- What you need to do: Please transcribe the entries below word for word, starting with the first and ending with the line that contains "shirt fold shadow <box>323 248 352 368</box>".

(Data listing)
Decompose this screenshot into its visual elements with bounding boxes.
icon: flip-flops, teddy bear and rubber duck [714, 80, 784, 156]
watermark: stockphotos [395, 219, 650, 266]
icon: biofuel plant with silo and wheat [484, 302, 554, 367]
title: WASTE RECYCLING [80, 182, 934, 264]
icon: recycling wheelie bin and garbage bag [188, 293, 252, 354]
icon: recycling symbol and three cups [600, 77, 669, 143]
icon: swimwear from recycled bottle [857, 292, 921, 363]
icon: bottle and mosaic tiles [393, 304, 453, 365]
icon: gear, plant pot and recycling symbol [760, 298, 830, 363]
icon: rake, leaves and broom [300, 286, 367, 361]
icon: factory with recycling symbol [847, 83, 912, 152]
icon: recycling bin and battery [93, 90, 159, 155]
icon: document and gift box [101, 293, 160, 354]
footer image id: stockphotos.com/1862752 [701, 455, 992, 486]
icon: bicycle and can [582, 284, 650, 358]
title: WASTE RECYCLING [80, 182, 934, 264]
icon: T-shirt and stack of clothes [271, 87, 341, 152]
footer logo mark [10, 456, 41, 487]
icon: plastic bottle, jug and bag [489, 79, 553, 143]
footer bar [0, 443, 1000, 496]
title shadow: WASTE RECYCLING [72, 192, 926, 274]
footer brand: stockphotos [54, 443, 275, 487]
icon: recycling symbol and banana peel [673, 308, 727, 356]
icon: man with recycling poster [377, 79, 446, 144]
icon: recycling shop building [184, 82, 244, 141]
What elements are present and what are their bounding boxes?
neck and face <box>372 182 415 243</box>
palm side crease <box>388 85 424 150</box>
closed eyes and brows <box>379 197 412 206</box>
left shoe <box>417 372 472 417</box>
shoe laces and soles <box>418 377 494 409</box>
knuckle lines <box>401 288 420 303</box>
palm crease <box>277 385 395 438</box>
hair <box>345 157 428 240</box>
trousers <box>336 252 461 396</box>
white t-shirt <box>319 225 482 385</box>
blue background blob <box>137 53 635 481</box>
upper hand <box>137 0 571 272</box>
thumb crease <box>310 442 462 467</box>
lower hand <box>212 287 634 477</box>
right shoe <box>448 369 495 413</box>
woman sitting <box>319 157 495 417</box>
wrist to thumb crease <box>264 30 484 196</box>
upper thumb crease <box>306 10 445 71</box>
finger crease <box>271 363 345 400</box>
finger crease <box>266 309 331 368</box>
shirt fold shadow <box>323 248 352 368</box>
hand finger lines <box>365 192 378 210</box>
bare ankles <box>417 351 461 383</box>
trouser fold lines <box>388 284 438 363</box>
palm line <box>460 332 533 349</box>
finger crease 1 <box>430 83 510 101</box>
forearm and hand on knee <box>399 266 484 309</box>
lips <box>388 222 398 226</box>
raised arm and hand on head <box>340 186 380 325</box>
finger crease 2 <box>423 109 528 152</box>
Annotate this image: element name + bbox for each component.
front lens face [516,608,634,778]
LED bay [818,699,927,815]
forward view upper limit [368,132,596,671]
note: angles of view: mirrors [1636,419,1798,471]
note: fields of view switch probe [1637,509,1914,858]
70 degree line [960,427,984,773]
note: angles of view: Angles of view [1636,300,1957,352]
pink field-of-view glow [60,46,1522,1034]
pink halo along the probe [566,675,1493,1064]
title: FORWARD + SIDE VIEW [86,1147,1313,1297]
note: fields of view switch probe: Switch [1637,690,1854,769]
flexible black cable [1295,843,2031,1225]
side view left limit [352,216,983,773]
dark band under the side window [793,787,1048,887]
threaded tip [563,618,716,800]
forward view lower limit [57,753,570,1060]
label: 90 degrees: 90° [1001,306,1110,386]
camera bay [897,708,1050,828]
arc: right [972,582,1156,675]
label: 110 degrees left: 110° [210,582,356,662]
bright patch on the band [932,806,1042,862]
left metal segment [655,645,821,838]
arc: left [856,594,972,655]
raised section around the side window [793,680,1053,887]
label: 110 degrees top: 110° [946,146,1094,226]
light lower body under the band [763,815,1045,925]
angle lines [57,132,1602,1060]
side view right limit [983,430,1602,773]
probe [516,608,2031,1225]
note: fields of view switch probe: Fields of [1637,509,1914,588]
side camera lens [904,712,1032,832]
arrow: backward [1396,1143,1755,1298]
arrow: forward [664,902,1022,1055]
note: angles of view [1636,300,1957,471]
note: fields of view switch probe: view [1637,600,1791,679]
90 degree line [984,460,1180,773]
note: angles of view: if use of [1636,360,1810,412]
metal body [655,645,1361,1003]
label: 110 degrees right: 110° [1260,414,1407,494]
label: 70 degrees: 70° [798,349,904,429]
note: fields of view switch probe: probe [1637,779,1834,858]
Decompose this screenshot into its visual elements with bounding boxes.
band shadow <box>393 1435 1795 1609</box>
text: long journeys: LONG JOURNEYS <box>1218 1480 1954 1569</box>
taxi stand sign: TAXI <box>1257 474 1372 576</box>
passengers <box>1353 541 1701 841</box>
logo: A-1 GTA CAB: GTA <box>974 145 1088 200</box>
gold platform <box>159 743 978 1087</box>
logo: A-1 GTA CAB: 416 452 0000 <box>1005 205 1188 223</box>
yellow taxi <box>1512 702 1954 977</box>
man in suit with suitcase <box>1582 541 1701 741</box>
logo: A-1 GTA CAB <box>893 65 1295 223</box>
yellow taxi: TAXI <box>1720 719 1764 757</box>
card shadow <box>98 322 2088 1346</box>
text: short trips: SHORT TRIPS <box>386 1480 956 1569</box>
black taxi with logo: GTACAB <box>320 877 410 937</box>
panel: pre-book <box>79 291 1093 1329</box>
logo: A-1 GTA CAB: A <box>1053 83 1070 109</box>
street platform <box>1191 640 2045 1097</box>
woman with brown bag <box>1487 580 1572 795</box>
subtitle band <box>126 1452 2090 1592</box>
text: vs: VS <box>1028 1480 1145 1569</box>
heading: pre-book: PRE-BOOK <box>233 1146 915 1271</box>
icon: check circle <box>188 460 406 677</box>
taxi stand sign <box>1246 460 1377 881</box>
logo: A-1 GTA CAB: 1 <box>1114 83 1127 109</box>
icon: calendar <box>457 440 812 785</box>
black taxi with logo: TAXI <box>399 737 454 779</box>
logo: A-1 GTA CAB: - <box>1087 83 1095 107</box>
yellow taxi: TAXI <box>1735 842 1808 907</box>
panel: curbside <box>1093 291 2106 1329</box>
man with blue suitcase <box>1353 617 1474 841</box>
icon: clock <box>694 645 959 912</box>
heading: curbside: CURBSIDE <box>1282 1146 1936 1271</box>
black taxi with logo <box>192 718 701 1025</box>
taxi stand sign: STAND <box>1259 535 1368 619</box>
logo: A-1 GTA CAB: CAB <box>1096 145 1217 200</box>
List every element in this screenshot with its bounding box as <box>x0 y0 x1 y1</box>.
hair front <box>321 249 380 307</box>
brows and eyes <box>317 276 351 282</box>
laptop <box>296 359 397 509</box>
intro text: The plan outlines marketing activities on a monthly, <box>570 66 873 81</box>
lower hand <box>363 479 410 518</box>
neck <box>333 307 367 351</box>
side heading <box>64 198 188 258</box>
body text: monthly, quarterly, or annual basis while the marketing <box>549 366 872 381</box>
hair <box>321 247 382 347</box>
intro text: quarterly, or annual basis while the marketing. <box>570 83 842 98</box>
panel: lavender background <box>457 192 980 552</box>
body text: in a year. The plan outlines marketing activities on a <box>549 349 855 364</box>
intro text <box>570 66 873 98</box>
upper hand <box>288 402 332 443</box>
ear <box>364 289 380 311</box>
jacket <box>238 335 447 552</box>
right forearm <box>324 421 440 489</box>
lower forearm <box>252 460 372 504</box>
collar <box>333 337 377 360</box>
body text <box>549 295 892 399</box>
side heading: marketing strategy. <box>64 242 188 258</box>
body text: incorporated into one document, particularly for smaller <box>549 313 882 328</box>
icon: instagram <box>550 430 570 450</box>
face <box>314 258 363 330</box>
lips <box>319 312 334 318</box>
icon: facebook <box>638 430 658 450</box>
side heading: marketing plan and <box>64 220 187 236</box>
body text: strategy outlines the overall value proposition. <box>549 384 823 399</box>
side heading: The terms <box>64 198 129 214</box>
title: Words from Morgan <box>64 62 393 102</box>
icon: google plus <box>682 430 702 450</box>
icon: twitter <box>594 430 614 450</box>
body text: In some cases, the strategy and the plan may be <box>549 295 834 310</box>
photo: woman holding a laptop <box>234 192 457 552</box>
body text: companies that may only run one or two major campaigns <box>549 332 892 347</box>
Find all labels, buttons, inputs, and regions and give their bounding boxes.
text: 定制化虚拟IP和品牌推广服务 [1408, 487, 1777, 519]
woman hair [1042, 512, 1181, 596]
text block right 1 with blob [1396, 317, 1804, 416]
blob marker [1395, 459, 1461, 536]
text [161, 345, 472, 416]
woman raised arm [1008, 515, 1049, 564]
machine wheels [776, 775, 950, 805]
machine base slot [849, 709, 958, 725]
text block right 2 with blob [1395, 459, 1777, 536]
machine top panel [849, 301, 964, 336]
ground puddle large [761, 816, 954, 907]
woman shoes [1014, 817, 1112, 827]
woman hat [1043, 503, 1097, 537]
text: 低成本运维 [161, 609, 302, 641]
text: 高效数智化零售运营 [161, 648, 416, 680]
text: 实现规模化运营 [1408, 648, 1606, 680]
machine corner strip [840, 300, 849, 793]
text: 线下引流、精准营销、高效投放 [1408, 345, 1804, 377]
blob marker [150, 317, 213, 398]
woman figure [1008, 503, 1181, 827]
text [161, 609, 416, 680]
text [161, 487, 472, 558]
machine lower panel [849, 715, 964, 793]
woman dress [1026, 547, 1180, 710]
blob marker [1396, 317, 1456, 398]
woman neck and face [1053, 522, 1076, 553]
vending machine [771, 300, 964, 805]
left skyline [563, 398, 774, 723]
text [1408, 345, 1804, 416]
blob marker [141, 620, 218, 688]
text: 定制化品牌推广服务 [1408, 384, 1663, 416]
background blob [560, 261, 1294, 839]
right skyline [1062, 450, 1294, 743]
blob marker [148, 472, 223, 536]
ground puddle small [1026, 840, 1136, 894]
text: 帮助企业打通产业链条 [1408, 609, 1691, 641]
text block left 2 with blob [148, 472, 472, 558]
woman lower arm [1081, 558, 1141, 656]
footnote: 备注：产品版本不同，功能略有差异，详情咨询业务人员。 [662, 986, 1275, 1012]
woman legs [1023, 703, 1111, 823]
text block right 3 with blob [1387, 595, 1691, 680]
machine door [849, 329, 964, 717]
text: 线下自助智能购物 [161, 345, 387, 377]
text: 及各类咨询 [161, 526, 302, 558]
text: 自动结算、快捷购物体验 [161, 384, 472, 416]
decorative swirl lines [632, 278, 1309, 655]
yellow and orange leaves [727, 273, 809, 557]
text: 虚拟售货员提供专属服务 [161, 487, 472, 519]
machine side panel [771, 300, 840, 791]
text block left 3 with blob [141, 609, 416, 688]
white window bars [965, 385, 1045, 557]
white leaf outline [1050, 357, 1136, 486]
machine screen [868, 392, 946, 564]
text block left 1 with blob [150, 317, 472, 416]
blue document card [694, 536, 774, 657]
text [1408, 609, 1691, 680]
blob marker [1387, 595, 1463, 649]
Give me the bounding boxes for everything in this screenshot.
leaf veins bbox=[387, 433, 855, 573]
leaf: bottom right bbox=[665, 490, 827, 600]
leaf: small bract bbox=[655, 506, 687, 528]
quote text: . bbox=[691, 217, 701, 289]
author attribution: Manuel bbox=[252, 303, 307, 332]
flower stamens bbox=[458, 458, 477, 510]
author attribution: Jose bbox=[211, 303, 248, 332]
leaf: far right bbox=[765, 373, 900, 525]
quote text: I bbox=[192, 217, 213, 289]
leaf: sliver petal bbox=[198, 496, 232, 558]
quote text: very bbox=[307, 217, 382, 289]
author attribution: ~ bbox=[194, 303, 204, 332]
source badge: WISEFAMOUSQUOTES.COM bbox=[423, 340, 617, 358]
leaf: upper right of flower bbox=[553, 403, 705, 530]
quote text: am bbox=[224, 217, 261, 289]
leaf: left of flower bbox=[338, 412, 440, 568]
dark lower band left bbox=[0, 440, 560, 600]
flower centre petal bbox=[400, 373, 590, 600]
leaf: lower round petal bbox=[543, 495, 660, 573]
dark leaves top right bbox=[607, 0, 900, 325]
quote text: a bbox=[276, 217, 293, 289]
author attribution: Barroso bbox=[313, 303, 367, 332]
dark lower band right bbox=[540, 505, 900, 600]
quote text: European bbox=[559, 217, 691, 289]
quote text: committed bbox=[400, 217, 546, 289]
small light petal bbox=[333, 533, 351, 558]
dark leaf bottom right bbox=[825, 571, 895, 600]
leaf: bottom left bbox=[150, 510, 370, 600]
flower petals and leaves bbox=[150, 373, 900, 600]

- Completed task:
Decompose this screenshot into its visual elements with bounding boxes.
icon: flip-flops, teddy bear and rubber duck [714, 80, 784, 156]
watermark: stockphotos [395, 219, 650, 266]
icon: biofuel plant with silo and wheat [484, 302, 554, 367]
title: WASTE RECYCLING [80, 182, 934, 264]
icon: recycling wheelie bin and garbage bag [188, 293, 252, 354]
icon: recycling symbol and three cups [600, 77, 669, 143]
icon: swimwear from recycled bottle [857, 292, 921, 363]
icon: bottle and mosaic tiles [393, 304, 453, 365]
icon: gear, plant pot and recycling symbol [760, 298, 830, 363]
icon: rake, leaves and broom [300, 286, 367, 361]
icon: factory with recycling symbol [847, 83, 912, 152]
icon: recycling bin and battery [93, 90, 159, 155]
icon: document and gift box [101, 293, 160, 354]
footer image id: stockphotos.com/1862752 [701, 455, 992, 486]
icon: bicycle and can [582, 284, 650, 358]
title: WASTE RECYCLING [80, 182, 934, 264]
icon: T-shirt and stack of clothes [271, 87, 341, 152]
footer logo mark [10, 456, 41, 487]
icon: plastic bottle, jug and bag [489, 79, 553, 143]
footer bar [0, 443, 1000, 496]
title shadow: WASTE RECYCLING [72, 192, 926, 274]
footer brand: stockphotos [54, 443, 275, 487]
icon: recycling symbol and banana peel [673, 308, 727, 356]
icon: man with recycling poster [377, 79, 446, 144]
icon: recycling shop building [184, 82, 244, 141]
What elements are present and what are their bounding boxes?
neck and face <box>372 182 415 243</box>
palm side crease <box>388 85 424 150</box>
closed eyes and brows <box>379 197 412 206</box>
left shoe <box>417 372 472 417</box>
shoe laces and soles <box>418 377 494 409</box>
knuckle lines <box>401 288 420 303</box>
palm crease <box>277 385 395 438</box>
hair <box>345 157 428 240</box>
trousers <box>336 252 461 396</box>
white t-shirt <box>319 225 482 385</box>
blue background blob <box>137 53 635 481</box>
upper hand <box>137 0 571 272</box>
thumb crease <box>310 442 462 467</box>
lower hand <box>212 287 634 477</box>
right shoe <box>448 369 495 413</box>
woman sitting <box>319 157 495 417</box>
wrist to thumb crease <box>264 30 484 196</box>
upper thumb crease <box>306 10 445 71</box>
finger crease <box>271 363 345 400</box>
finger crease <box>266 309 331 368</box>
shirt fold shadow <box>323 248 352 368</box>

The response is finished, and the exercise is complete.